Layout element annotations

···

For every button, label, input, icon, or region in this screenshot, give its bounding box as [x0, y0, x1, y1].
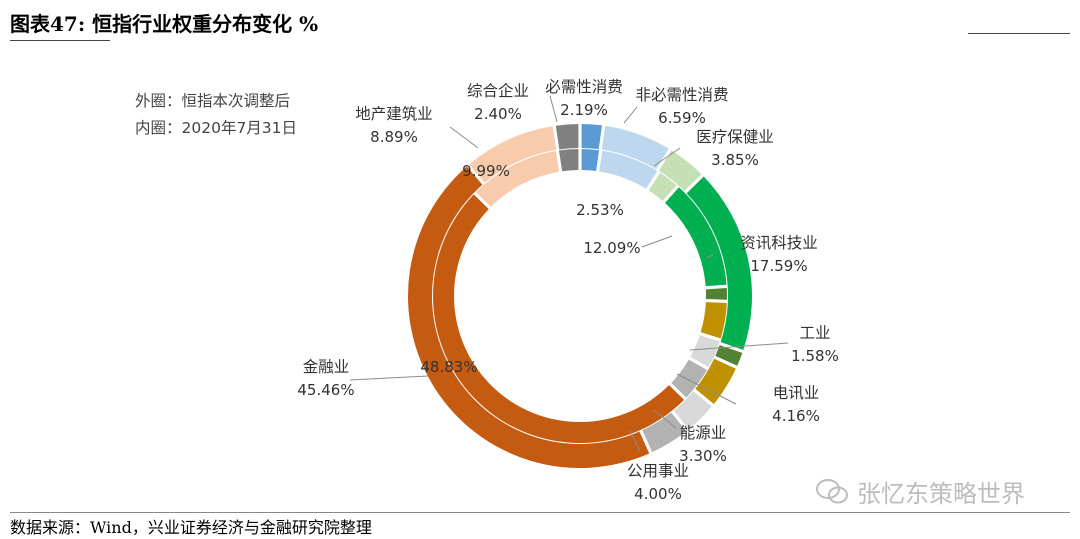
label-value-outer-2: 3.85%: [711, 151, 759, 169]
label-value-inner-3: 12.09%: [583, 239, 640, 257]
inner-slice-7: [671, 359, 708, 398]
label-value-outer-3: 17.59%: [750, 257, 807, 275]
outer-slice-3: [686, 176, 752, 350]
label-name-5: 电讯业: [773, 384, 820, 402]
inner-slice-9: [475, 151, 560, 207]
leader-line-1: [623, 106, 638, 124]
leader-line-10: [449, 126, 479, 149]
watermark-text: 张忆东策略世界: [857, 480, 1025, 508]
outer-slice-7: [642, 412, 687, 453]
outer-slice-5: [695, 358, 736, 405]
footer-rule: [10, 512, 1070, 513]
leader-line-9: [349, 375, 429, 381]
label-name-8: 金融业: [303, 358, 350, 376]
title-rule-right: [968, 33, 1070, 34]
label-value-inner-8: 48.83%: [420, 358, 477, 376]
leader-line-5: [689, 342, 789, 351]
label-value-outer-5: 4.16%: [772, 407, 820, 425]
leader-line-2: [653, 147, 681, 167]
label-value-outer-7: 4.00%: [634, 485, 682, 503]
source-note: 数据来源：Wind，兴业证券经济与金融研究院整理: [10, 518, 372, 537]
outer-slice-10: [555, 124, 579, 150]
label-value-inner-2: 2.53%: [576, 201, 624, 219]
inner-slice-6: [690, 335, 720, 368]
watermark: 张忆东策略世界: [815, 474, 1025, 509]
inner-slice-1: [599, 150, 658, 189]
outer-slice-0: [581, 124, 603, 150]
label-name-0: 必需性消费: [545, 78, 623, 96]
inner-slice-3: [664, 187, 727, 287]
outer-slice-9: [469, 126, 557, 183]
outer-slice-4: [715, 345, 743, 366]
inner-slice-4: [705, 288, 727, 300]
label-name-3: 资讯科技业: [740, 234, 818, 252]
leader-line-8: [629, 429, 641, 453]
leader-line-6: [676, 373, 737, 405]
label-name-6: 能源业: [680, 424, 727, 442]
outer-slice-8: [407, 166, 650, 469]
label-name-7: 公用事业: [627, 462, 689, 480]
label-name-4: 工业: [799, 324, 830, 342]
outer-slice-1: [601, 125, 669, 170]
leader-line-4: [641, 235, 673, 248]
inner-ring-note: 内圈：2020年7月31日: [135, 119, 298, 137]
inner-slice-8: [433, 194, 685, 443]
label-name-1: 非必需性消费: [635, 86, 728, 104]
inner-slice-10: [558, 149, 579, 172]
title-underline: [10, 40, 110, 41]
outer-slice-2: [658, 150, 702, 192]
ring-legend-note: 外圈：恒指本次调整后 内圈：2020年7月31日: [135, 88, 297, 142]
chart-title: 图表47: 恒指行业权重分布变化 %: [10, 12, 319, 36]
label-value-outer-10: 2.40%: [474, 105, 522, 123]
leader-line-0: [549, 95, 558, 123]
inner-slice-2: [648, 172, 677, 201]
label-value-outer-9: 8.89%: [370, 128, 418, 146]
outer-slice-6: [673, 391, 712, 430]
label-name-2: 医疗保健业: [696, 128, 774, 146]
label-value-outer-8: 45.46%: [297, 381, 354, 399]
label-name-9: 地产建筑业: [355, 105, 433, 123]
label-value-outer-1: 6.59%: [658, 109, 706, 127]
outer-ring-note: 外圈：恒指本次调整后: [135, 92, 291, 110]
label-name-10: 综合企业: [467, 82, 529, 100]
label-value-outer-6: 3.30%: [679, 447, 727, 465]
label-value-outer-4: 1.58%: [791, 347, 839, 365]
inner-slice-0: [581, 149, 600, 172]
label-value-outer-0: 2.19%: [560, 101, 608, 119]
wechat-icon: [816, 478, 848, 503]
double-donut-chart: 必需性消费 2.19% 非必需性消费 6.59%医疗保健业 3.85% 资讯科技业 17.5…: [297, 78, 839, 503]
leader-line-3: [705, 254, 714, 259]
inner-slice-5: [700, 302, 727, 339]
leader-line-7: [653, 409, 677, 429]
label-value-inner-9: 9.99%: [462, 162, 510, 180]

···

→ WHAT YOU SHOULD DO: Output the lines of the records as a numbered list, beginning with the line containing "label-value-outer-2: 3.85%: [711, 151, 759, 169]" and continuing through the line containing "inner-slice-6: [690, 335, 720, 368]", both included, with no blank lines and nothing else.

→ SOLUTION FOR THIS PROBLEM:
1. label-value-outer-2: 3.85%: [711, 151, 759, 169]
2. label-value-inner-3: 12.09%: [583, 239, 640, 257]
3. inner-slice-7: [671, 359, 708, 398]
4. label-value-outer-3: 17.59%: [750, 257, 807, 275]
5. outer-slice-3: [686, 176, 752, 350]
6. label-name-5: 电讯业: [773, 384, 820, 402]
7. inner-slice-9: [475, 151, 560, 207]
8. leader-line-1: [623, 106, 638, 124]
9. leader-line-10: [449, 126, 479, 149]
10. watermark-text: 张忆东策略世界: [857, 480, 1025, 508]
11. outer-slice-7: [642, 412, 687, 453]
12. outer-slice-5: [695, 358, 736, 405]
13. footer-rule: [10, 512, 1070, 513]
14. leader-line-9: [349, 375, 429, 381]
15. label-name-8: 金融业: [303, 358, 350, 376]
16. title-rule-right: [968, 33, 1070, 34]
17. label-value-inner-8: 48.83%: [420, 358, 477, 376]
18. leader-line-5: [689, 342, 789, 351]
19. label-value-outer-5: 4.16%: [772, 407, 820, 425]
20. leader-line-2: [653, 147, 681, 167]
21. label-value-outer-7: 4.00%: [634, 485, 682, 503]
22. source-note: 数据来源：Wind，兴业证券经济与金融研究院整理: [10, 518, 372, 537]
23. outer-slice-10: [555, 124, 579, 150]
24. label-value-inner-2: 2.53%: [576, 201, 624, 219]
25. inner-slice-6: [690, 335, 720, 368]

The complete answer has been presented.